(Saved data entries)
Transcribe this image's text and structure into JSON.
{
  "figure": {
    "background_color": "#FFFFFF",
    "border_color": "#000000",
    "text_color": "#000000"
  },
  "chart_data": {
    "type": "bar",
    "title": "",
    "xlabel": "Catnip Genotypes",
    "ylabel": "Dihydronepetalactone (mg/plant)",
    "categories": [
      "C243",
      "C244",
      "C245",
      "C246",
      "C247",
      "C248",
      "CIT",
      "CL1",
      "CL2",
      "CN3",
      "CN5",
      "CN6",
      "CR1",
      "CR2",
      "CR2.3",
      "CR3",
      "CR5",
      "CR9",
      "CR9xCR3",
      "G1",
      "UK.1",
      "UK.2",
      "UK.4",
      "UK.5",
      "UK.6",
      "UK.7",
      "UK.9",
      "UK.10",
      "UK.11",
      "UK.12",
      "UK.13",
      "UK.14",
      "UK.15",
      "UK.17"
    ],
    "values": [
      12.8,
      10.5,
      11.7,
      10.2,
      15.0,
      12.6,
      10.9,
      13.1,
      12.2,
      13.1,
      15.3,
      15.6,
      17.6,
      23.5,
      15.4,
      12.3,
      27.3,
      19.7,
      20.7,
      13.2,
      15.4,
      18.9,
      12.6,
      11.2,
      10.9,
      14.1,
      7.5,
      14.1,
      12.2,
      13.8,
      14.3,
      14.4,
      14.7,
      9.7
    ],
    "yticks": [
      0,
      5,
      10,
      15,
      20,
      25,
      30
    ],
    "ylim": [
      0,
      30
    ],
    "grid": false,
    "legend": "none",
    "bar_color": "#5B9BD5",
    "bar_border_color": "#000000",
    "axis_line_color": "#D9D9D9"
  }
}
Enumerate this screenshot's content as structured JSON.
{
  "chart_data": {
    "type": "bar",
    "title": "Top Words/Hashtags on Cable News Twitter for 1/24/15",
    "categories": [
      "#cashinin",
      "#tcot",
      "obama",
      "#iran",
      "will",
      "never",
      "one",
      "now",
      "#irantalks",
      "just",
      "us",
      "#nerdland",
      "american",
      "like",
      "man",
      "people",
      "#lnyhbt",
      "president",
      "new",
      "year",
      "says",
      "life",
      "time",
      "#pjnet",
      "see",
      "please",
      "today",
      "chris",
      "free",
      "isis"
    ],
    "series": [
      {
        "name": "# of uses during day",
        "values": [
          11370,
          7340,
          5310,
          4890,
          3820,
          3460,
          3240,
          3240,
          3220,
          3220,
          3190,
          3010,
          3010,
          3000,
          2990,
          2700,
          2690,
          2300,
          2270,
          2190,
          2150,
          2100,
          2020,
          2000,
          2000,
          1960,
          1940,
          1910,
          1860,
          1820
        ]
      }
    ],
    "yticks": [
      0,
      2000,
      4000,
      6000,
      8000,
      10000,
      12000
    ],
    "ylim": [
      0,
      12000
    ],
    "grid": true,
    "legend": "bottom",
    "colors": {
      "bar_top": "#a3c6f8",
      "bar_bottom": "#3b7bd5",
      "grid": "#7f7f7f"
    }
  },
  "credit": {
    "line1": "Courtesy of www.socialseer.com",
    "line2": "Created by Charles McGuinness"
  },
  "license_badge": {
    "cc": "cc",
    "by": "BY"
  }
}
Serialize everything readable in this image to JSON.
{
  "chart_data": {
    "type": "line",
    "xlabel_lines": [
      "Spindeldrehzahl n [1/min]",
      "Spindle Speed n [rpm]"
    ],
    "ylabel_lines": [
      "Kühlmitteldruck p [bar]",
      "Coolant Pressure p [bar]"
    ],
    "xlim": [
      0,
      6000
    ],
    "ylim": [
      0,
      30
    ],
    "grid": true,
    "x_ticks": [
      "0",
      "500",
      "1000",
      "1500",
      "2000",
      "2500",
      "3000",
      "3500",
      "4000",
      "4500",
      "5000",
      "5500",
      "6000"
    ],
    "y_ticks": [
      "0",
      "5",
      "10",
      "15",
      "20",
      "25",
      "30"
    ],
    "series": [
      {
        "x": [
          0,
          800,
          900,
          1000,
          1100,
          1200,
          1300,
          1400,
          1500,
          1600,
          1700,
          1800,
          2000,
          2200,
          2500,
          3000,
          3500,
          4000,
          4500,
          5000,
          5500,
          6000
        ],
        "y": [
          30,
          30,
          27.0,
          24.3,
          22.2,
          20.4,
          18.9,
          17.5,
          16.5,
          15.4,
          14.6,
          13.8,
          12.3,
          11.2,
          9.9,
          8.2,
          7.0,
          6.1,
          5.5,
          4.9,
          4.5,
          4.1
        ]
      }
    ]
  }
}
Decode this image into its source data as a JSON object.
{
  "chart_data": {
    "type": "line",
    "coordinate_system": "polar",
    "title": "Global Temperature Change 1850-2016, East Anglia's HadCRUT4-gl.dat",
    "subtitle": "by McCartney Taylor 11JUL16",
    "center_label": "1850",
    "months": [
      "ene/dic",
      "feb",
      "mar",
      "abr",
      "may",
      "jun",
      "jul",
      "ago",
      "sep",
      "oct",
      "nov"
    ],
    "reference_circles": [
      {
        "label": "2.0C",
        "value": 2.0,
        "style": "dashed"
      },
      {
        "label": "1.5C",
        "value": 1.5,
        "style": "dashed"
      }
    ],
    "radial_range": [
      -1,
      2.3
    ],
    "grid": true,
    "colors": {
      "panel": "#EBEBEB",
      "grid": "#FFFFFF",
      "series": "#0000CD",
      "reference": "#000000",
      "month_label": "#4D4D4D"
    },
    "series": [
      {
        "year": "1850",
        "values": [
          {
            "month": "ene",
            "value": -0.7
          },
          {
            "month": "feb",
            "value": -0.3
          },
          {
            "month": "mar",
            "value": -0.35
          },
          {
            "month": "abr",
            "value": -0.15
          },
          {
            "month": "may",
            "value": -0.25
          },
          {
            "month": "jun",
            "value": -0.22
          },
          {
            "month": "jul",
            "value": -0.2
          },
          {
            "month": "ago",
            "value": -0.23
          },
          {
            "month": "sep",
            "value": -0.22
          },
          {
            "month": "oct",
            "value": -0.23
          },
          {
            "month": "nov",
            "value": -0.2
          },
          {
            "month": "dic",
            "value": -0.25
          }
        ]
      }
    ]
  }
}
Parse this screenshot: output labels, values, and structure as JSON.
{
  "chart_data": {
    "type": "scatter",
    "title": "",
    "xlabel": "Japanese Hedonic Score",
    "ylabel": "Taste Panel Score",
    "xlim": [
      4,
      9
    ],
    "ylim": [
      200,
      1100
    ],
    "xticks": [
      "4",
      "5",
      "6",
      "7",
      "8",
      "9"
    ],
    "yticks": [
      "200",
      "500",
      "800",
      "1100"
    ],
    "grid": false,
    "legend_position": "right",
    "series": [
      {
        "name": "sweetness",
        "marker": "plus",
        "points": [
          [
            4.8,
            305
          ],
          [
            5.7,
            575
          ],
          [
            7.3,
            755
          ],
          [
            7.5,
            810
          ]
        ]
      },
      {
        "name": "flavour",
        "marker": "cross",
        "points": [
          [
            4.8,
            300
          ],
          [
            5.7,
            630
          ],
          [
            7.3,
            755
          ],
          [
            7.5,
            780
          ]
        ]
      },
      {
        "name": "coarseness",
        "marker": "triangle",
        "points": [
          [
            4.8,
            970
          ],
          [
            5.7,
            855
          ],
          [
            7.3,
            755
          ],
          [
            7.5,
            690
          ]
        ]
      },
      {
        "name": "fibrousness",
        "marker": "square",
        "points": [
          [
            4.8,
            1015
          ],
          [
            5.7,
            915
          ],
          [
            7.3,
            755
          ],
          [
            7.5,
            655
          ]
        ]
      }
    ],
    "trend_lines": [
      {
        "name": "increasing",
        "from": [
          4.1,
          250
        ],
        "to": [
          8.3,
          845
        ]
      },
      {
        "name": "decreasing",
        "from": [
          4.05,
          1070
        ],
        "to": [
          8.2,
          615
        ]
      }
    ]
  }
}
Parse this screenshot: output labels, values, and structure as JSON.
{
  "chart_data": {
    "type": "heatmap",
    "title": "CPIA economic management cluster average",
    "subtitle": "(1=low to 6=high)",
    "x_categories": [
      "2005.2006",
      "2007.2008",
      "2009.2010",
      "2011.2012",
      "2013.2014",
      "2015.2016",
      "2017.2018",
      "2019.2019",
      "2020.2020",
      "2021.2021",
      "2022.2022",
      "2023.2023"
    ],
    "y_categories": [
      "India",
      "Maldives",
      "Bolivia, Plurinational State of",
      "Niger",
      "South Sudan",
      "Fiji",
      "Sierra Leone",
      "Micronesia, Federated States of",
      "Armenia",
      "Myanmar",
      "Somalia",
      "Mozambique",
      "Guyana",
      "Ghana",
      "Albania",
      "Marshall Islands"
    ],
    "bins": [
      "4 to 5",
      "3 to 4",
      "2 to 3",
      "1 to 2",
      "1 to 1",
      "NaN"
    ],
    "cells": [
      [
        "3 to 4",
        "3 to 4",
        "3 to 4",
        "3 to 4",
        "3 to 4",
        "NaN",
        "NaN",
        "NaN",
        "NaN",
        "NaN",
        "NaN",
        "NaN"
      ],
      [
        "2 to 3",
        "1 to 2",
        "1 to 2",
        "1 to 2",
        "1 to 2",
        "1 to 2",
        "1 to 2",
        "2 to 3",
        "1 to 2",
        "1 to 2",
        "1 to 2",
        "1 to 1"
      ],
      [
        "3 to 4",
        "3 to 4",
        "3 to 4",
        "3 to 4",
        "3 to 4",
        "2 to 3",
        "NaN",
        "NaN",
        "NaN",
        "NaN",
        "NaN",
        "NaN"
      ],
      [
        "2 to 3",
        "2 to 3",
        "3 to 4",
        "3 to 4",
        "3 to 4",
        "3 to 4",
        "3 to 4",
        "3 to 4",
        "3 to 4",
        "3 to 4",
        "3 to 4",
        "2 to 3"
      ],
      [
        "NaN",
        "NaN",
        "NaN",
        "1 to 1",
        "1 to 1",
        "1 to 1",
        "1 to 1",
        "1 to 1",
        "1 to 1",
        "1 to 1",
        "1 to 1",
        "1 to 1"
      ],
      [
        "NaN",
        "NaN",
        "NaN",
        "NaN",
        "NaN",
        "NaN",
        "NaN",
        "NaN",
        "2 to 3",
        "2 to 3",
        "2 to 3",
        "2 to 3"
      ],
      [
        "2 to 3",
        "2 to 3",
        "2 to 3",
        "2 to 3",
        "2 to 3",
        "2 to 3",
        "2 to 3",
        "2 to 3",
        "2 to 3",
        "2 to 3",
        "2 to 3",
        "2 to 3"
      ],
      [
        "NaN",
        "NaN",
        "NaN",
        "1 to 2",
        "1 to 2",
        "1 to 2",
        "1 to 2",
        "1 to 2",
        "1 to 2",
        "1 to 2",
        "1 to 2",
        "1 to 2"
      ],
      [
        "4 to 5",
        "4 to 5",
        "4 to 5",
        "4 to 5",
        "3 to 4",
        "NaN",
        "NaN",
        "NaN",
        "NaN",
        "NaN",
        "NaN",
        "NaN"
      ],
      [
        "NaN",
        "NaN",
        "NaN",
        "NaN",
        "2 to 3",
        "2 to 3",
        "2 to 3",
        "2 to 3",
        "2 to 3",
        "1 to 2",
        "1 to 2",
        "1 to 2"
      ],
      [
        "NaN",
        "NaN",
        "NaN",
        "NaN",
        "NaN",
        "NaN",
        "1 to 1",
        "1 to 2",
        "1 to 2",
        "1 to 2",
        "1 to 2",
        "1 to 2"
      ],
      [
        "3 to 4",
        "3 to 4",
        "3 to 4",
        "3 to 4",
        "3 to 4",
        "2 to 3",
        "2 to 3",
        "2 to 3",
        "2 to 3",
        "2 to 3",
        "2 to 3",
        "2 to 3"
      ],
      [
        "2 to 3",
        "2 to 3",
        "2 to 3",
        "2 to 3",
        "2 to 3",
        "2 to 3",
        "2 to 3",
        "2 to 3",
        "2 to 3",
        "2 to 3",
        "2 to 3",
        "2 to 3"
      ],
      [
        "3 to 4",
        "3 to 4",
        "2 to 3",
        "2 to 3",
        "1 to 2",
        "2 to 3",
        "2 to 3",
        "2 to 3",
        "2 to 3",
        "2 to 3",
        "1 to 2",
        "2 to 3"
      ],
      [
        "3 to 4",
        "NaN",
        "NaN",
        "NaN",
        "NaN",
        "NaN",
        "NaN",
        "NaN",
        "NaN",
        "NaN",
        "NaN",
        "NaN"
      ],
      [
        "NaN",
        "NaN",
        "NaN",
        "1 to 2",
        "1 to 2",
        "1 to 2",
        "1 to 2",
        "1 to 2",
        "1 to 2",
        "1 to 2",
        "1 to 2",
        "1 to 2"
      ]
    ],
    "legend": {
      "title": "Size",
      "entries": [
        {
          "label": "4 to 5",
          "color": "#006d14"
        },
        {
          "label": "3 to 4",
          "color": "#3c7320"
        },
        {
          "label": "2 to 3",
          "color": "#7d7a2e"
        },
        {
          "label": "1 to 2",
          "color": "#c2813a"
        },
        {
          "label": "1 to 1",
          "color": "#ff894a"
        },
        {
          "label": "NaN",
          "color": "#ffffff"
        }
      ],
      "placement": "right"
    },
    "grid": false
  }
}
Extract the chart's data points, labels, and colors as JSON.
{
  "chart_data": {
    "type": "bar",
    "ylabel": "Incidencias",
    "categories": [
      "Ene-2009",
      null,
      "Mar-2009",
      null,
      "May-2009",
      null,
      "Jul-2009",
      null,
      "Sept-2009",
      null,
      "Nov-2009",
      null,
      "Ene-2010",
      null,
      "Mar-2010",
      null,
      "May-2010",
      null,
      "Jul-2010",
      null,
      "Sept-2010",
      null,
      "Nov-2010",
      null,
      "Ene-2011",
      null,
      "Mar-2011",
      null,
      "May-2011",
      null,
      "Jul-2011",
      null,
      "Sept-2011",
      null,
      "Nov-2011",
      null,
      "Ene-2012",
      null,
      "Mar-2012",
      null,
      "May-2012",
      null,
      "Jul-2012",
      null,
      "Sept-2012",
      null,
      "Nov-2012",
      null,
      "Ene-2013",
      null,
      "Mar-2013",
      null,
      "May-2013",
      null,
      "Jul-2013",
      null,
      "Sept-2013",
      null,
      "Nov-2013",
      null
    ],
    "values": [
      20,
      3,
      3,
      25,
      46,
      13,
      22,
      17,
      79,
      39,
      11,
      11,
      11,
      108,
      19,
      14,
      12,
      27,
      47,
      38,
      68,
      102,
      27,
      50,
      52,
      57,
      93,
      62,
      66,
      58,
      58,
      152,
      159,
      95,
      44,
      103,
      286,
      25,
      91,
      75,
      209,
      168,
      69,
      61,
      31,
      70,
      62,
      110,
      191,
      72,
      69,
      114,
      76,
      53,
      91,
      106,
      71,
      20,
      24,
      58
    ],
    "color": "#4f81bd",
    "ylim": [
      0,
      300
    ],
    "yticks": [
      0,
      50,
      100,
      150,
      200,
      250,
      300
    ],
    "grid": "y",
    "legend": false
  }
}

Exercise details
Count the lines in the records above that contain the word "image", and give only the number.

Answer to the problem
3